Return all of the data exactly as given.
________________
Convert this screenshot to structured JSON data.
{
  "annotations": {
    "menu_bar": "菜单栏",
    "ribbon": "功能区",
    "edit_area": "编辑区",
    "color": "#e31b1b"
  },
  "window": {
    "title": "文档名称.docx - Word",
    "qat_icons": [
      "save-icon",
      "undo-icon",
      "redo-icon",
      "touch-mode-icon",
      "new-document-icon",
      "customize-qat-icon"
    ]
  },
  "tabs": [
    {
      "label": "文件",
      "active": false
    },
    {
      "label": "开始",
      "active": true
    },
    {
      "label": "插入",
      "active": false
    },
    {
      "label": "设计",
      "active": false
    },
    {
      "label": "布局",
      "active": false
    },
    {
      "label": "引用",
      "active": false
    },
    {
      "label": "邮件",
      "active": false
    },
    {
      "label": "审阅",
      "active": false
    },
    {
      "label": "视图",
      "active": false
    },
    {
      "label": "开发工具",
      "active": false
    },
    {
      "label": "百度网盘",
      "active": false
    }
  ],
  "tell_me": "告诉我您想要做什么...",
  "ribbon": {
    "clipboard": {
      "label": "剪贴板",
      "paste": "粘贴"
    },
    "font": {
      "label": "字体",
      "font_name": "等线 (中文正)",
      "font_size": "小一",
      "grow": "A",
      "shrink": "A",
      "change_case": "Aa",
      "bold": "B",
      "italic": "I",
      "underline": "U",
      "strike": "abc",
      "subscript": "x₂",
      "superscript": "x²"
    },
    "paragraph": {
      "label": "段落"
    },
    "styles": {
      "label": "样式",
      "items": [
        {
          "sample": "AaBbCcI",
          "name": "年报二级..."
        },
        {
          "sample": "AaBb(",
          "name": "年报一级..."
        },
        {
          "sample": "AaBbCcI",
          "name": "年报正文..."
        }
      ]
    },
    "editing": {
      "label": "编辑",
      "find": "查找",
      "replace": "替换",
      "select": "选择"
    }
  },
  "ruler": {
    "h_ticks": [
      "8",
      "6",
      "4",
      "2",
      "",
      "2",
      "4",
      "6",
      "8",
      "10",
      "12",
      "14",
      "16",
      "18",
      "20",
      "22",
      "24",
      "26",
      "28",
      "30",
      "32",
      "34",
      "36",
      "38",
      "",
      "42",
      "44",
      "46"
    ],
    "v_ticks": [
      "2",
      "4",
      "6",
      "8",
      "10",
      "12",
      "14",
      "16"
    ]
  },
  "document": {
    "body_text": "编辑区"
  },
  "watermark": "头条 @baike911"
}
________________
- **Written solution**
Convert this screenshot to structured JSON data.
{
  "annotations": {
    "menu_bar": "菜单栏",
    "ribbon": "功能区",
    "edit_area": "编辑区",
    "color": "#e31b1b"
  },
  "window": {
    "title": "文档名称.docx - Word",
    "qat_icons": [
      "save-icon",
      "undo-icon",
      "redo-icon",
      "touch-mode-icon",
      "new-document-icon",
      "customize-qat-icon"
    ]
  },
  "tabs": [
    {
      "label": "文件",
      "active": false
    },
    {
      "label": "开始",
      "active": true
    },
    {
      "label": "插入",
      "active": false
    },
    {
      "label": "设计",
      "active": false
    },
    {
      "label": "布局",
      "active": false
    },
    {
      "label": "引用",
      "active": false
    },
    {
      "label": "邮件",
      "active": false
    },
    {
      "label": "审阅",
      "active": false
    },
    {
      "label": "视图",
      "active": false
    },
    {
      "label": "开发工具",
      "active": false
    },
    {
      "label": "百度网盘",
      "active": false
    }
  ],
  "tell_me": "告诉我您想要做什么...",
  "ribbon": {
    "clipboard": {
      "label": "剪贴板",
      "paste": "粘贴"
    },
    "font": {
      "label": "字体",
      "font_name": "等线 (中文正)",
      "font_size": "小一",
      "grow": "A",
      "shrink": "A",
      "change_case": "Aa",
      "bold": "B",
      "italic": "I",
      "underline": "U",
      "strike": "abc",
      "subscript": "x₂",
      "superscript": "x²"
    },
    "paragraph": {
      "label": "段落"
    },
    "styles": {
      "label": "样式",
      "items": [
        {
          "sample": "AaBbCcI",
          "name": "年报二级..."
        },
        {
          "sample": "AaBb(",
          "name": "年报一级..."
        },
        {
          "sample": "AaBbCcI",
          "name": "年报正文..."
        }
      ]
    },
    "editing": {
      "label": "编辑",
      "find": "查找",
      "replace": "替换",
      "select": "选择"
    }
  },
  "ruler": {
    "h_ticks": [
      "8",
      "6",
      "4",
      "2",
      "",
      "2",
      "4",
      "6",
      "8",
      "10",
      "12",
      "14",
      "16",
      "18",
      "20",
      "22",
      "24",
      "26",
      "28",
      "30",
      "32",
      "34",
      "36",
      "38",
      "",
      "42",
      "44",
      "46"
    ],
    "v_ticks": [
      "2",
      "4",
      "6",
      "8",
      "10",
      "12",
      "14",
      "16"
    ]
  },
  "document": {
    "body_text": "编辑区"
  },
  "watermark": "头条 @baike911"
}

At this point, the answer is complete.